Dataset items
◆ ◆ ◆ ◆
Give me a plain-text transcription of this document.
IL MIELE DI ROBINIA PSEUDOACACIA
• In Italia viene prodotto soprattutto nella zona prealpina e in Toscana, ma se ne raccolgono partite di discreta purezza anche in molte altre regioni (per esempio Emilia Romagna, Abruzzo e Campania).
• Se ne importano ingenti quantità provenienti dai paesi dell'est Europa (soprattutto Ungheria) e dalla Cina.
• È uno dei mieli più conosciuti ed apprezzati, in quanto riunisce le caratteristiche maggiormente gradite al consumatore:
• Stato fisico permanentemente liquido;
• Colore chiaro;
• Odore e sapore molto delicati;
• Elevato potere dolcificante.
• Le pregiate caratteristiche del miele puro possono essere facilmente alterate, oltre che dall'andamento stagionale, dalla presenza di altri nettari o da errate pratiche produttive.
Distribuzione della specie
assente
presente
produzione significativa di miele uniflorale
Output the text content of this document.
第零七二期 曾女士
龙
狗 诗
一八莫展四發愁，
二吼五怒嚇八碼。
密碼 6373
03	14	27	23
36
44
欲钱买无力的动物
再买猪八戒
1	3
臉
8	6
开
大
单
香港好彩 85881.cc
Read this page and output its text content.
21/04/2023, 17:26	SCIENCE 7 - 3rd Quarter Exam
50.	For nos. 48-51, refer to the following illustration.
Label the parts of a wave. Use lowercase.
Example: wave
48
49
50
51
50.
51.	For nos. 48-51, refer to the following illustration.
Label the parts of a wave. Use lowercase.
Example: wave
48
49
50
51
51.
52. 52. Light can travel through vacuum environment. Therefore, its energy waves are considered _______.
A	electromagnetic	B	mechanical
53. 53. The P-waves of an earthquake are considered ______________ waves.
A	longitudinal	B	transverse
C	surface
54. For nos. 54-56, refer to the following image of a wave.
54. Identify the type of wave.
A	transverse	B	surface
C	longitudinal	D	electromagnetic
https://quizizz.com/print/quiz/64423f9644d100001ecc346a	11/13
◆ ◆ ◆ ◆
**WHAT IS EXPECTED:** Report the number of lines that include the string "transverse"; return nothing but the count.

**SOLUTION TO THE PROBLEM:** 2